**Goal**
From the entries below, gather each line containing the word "used".

Dataset entries
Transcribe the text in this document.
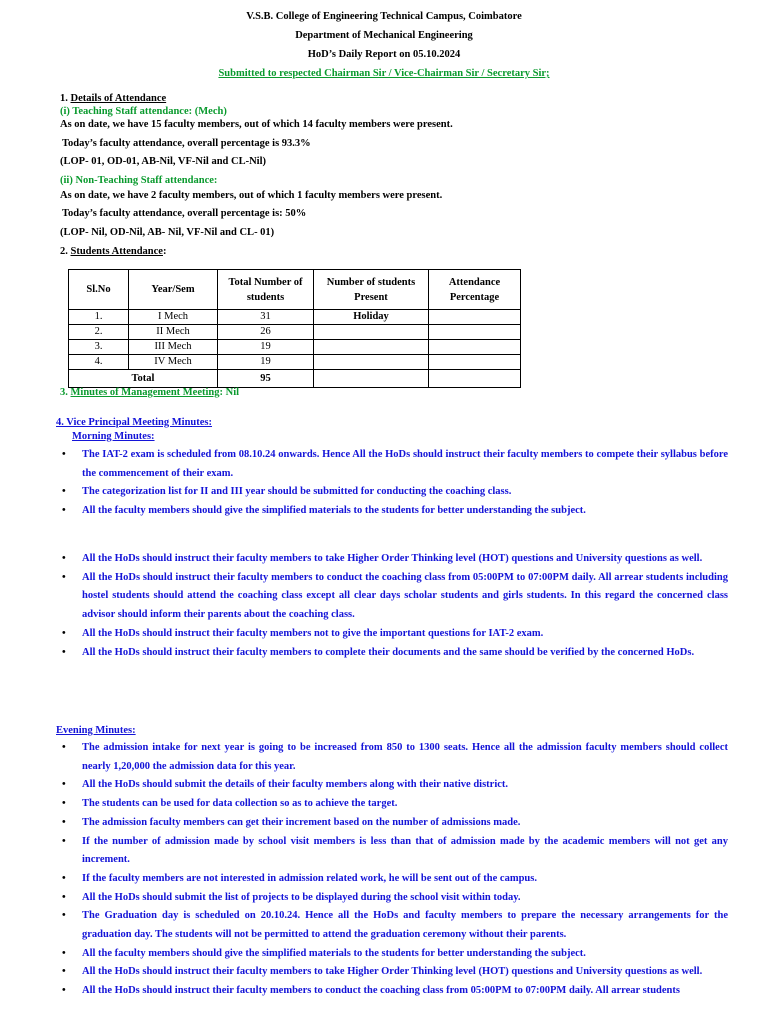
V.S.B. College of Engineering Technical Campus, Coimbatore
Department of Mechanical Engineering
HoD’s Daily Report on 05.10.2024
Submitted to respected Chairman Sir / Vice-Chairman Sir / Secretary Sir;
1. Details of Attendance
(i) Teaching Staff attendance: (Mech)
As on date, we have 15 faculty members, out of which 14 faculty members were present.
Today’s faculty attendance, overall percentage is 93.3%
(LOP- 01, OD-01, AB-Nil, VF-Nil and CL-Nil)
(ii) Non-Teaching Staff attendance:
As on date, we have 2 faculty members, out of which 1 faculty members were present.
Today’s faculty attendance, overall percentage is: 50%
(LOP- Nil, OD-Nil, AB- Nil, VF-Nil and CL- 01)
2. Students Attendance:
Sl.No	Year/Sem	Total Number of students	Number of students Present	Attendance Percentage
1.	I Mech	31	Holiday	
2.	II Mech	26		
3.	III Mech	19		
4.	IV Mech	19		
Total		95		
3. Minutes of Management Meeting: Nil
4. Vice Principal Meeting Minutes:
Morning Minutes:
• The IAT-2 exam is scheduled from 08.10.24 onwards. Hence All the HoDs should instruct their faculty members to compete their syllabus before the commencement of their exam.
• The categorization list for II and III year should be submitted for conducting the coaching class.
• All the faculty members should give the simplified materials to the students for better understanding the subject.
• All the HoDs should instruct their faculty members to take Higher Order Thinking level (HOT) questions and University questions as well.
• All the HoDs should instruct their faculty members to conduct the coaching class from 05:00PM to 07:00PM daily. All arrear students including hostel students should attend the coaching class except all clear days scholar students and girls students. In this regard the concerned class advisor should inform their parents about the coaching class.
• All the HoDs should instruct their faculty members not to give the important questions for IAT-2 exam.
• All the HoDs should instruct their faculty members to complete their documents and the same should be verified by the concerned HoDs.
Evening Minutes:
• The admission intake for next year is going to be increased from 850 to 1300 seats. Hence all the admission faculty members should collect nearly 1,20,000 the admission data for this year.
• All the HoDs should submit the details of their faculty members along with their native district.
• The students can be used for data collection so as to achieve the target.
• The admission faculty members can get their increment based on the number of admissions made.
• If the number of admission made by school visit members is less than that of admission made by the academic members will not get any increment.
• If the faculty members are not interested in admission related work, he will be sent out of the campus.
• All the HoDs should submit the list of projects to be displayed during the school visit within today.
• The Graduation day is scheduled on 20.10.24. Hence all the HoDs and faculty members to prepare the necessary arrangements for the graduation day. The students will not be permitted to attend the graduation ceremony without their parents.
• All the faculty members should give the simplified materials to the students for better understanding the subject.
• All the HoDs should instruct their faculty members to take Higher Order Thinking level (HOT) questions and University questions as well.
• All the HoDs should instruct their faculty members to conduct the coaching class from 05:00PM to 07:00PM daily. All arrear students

* * *

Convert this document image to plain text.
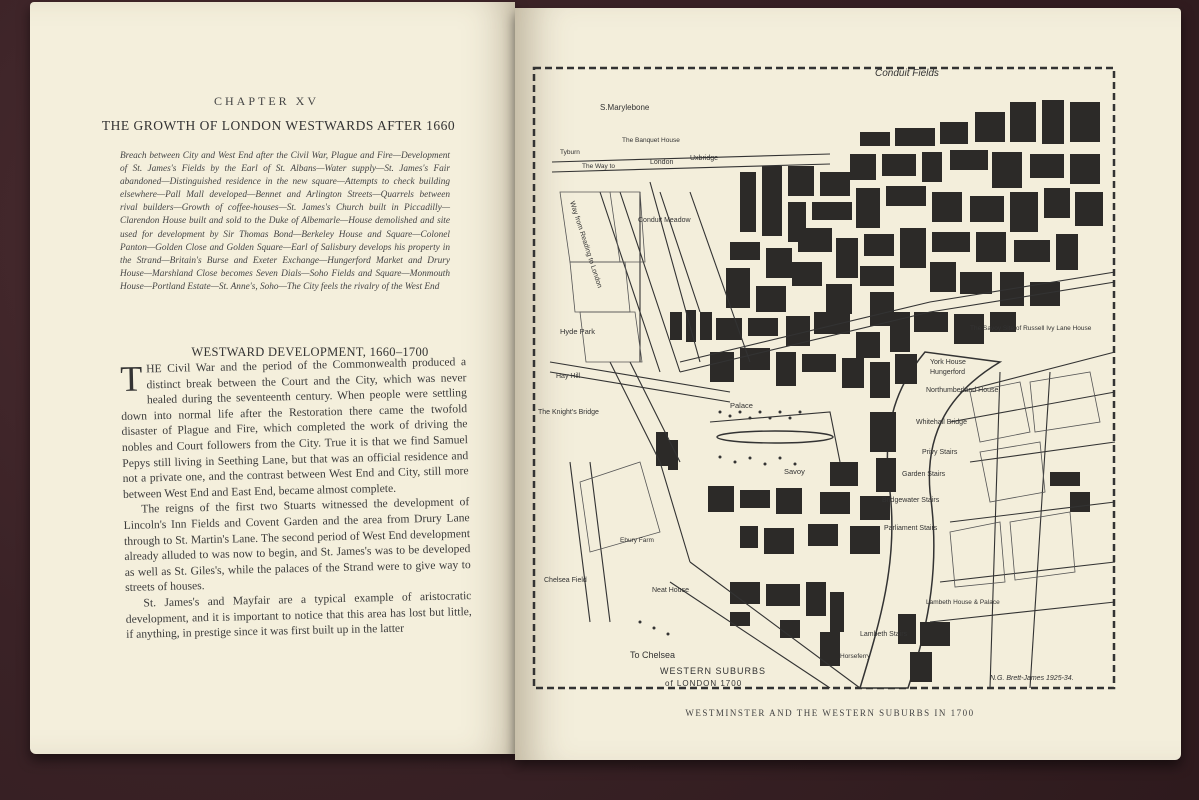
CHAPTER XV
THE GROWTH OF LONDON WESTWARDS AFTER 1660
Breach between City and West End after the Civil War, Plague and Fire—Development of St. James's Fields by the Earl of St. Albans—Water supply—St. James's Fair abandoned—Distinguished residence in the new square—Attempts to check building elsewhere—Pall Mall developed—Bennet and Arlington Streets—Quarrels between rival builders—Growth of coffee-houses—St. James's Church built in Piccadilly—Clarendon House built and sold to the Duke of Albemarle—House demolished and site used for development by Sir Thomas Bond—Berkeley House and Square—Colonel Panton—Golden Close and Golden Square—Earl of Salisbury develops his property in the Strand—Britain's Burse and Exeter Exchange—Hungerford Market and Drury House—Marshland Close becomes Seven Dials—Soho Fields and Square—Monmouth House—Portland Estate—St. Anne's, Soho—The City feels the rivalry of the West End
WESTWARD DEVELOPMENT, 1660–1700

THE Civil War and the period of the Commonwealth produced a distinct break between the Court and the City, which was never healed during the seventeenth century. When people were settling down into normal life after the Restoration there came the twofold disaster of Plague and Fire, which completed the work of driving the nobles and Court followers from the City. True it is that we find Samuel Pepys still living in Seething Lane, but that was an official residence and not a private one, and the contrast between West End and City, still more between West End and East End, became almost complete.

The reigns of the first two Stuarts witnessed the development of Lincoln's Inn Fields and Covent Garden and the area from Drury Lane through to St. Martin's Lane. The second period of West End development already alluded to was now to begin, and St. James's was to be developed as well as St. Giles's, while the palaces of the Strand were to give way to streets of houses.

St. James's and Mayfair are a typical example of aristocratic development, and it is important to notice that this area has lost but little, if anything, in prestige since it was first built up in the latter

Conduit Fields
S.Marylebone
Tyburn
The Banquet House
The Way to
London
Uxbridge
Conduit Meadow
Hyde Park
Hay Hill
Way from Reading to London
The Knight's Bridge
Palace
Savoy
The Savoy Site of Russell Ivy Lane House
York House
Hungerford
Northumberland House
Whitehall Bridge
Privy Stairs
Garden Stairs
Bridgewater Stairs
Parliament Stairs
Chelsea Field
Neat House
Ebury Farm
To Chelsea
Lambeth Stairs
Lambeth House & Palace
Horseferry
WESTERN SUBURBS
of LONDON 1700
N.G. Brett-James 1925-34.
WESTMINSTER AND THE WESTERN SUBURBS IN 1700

**Exercise result**
• The students can be used for data collection so as to achieve the target.
Breach between City and West End after the Civil War, Plague and Fire—Development of St. James's Fields by the Earl of St. Albans—Water supply—St. James's Fair abandoned—Distinguished residence in the new square—Attempts to check building elsewhere—Pall Mall developed—Bennet and Arlington Streets—Quarrels between rival builders—Growth of coffee-houses—St. James's Church built in Piccadilly—Clarendon House built and sold to the Duke of Albemarle—House demolished and site used for development by Sir Thomas Bond—Berkeley House and Square—Colonel Panton—Golden Close and Golden Square—Earl of Salisbury develops his property in the Strand—Britain's Burse and Exeter Exchange—Hungerford Market and Drury House—Marshland Close becomes Seven Dials—Soho Fields and Square—Monmouth House—Portland Estate—St. Anne's, Soho—The City feels the rivalry of the West End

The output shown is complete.